__EXERCISE DATA__.
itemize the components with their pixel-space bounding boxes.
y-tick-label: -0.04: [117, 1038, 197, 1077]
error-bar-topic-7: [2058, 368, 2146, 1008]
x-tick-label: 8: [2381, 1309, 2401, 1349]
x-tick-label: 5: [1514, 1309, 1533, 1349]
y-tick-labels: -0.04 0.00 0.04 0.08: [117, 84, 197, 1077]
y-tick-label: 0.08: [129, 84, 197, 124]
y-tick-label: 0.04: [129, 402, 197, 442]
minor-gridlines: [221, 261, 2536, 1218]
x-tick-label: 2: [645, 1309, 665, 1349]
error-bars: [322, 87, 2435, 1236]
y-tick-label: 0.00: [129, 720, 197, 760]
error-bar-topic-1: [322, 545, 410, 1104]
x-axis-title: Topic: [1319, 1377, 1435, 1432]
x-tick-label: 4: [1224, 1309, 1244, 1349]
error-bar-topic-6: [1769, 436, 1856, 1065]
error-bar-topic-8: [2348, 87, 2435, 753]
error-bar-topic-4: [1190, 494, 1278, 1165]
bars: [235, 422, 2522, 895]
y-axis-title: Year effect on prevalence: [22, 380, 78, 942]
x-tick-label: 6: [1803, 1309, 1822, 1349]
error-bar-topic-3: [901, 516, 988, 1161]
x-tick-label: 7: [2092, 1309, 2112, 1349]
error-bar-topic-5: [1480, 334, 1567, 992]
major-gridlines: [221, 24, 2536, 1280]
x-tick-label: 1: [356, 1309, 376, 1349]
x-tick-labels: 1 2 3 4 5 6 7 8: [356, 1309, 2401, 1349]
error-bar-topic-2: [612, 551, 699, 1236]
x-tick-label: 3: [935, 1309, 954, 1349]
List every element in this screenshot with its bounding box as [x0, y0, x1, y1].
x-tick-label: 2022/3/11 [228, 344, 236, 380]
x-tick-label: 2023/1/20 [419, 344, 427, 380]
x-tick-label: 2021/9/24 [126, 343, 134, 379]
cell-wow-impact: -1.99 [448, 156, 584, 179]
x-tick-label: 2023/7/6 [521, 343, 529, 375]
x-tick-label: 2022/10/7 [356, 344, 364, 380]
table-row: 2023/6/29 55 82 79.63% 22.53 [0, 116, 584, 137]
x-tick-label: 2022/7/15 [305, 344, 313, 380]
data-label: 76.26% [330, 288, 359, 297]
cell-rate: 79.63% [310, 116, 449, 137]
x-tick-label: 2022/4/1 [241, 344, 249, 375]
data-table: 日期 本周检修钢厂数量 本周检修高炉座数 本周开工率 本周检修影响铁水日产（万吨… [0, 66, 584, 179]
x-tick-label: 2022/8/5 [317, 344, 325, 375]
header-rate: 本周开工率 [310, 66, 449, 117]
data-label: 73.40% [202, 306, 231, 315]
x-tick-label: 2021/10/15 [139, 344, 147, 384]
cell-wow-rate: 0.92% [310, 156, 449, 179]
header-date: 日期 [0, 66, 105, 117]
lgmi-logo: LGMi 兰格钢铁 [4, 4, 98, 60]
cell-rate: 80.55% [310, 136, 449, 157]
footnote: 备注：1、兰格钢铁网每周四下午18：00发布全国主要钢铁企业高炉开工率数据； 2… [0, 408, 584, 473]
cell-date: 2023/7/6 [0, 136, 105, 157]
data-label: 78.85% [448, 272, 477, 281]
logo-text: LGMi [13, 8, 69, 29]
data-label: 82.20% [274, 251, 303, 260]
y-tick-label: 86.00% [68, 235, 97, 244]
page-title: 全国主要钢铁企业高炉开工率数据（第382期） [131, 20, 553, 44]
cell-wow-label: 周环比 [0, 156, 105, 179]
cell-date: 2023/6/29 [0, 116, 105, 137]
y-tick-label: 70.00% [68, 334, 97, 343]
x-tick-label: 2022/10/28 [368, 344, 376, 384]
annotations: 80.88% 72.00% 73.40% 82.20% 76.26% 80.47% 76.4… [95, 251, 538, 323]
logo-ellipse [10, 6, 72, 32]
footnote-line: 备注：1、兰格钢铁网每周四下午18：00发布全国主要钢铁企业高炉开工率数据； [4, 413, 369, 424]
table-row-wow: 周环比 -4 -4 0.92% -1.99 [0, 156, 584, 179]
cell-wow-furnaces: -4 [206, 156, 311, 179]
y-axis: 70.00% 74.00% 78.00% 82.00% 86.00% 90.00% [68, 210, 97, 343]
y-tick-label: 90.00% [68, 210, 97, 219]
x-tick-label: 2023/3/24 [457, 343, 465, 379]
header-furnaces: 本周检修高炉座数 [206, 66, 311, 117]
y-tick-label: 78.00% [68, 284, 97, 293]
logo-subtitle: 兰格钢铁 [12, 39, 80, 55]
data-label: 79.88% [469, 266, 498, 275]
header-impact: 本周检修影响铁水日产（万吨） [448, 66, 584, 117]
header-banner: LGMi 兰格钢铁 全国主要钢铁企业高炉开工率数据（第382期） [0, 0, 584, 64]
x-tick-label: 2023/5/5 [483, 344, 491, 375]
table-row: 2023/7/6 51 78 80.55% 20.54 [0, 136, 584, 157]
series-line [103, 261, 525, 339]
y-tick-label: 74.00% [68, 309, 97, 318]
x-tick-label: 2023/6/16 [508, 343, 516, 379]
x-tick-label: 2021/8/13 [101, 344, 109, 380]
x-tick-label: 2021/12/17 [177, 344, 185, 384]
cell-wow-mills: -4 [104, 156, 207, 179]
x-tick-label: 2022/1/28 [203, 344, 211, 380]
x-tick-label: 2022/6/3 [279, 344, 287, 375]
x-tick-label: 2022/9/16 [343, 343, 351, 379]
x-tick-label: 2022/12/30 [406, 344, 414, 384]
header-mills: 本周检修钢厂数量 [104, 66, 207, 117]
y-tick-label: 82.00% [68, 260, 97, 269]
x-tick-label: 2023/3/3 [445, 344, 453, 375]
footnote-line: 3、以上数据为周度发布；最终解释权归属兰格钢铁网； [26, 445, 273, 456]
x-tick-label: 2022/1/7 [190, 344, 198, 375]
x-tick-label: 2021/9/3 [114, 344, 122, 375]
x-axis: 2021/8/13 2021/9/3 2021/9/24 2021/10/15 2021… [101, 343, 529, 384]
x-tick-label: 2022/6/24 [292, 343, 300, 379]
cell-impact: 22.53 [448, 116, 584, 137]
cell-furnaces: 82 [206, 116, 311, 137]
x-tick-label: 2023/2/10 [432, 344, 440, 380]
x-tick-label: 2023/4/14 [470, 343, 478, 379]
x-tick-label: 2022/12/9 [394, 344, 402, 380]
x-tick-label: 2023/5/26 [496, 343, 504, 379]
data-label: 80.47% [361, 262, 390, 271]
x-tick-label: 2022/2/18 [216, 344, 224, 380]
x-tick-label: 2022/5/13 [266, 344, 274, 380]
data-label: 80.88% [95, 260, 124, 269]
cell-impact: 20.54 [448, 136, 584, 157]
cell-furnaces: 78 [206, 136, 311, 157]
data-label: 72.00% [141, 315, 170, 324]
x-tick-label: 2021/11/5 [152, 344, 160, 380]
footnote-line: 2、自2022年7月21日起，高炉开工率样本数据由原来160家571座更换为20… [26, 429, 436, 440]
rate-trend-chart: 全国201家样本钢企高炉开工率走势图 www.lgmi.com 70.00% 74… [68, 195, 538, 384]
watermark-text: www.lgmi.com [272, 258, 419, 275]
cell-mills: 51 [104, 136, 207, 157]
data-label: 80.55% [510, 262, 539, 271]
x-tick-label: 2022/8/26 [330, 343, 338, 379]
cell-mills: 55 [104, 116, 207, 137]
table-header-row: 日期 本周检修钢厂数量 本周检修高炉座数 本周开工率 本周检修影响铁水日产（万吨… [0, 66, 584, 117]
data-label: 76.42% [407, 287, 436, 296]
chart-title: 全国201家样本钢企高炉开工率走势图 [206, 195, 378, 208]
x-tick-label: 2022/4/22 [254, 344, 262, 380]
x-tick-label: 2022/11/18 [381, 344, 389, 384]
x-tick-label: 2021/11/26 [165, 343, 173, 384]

__OBJECTIVE__.
Report every line of the records that contains the string "本周检修高炉座数", matching case exactly.

__FINAL RESULT__.
data-table: 日期 本周检修钢厂数量 本周检修高炉座数 本周开工率 本周检修影响铁水日产（万吨… [0, 66, 584, 179]
header-furnaces: 本周检修高炉座数 [206, 66, 311, 117]
table-header-row: 日期 本周检修钢厂数量 本周检修高炉座数 本周开工率 本周检修影响铁水日产（万吨… [0, 66, 584, 117]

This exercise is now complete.